**Given problem**
Copy out every line containing the word "phenol".
________
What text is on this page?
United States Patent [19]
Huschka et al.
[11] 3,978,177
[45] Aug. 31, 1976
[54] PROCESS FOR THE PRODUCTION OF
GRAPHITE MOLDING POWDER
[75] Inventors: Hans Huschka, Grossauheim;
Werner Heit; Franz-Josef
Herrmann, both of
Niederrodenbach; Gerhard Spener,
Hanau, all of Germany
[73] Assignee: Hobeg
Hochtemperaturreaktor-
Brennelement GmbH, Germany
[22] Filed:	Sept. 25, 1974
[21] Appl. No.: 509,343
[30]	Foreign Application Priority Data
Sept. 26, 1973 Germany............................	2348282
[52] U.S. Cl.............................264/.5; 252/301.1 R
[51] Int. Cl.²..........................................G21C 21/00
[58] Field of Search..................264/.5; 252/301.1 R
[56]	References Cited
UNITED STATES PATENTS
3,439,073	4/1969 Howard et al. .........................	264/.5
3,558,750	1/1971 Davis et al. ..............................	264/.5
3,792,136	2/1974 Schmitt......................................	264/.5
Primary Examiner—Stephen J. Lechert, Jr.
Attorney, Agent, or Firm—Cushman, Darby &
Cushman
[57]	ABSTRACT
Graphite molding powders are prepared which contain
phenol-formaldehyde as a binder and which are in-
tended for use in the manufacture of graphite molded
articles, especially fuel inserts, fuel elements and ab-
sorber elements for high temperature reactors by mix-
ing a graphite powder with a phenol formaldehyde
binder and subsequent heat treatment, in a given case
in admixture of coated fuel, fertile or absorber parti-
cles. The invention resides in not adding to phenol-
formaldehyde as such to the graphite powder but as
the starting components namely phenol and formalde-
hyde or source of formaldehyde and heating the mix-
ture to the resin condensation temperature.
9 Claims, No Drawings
________
**Answer to the task**
phenol-formaldehyde as a binder and which are in-
ing a graphite powder with a phenol formaldehyde
cles. The invention resides in not adding to phenol-
the starting components namely phenol and formalde-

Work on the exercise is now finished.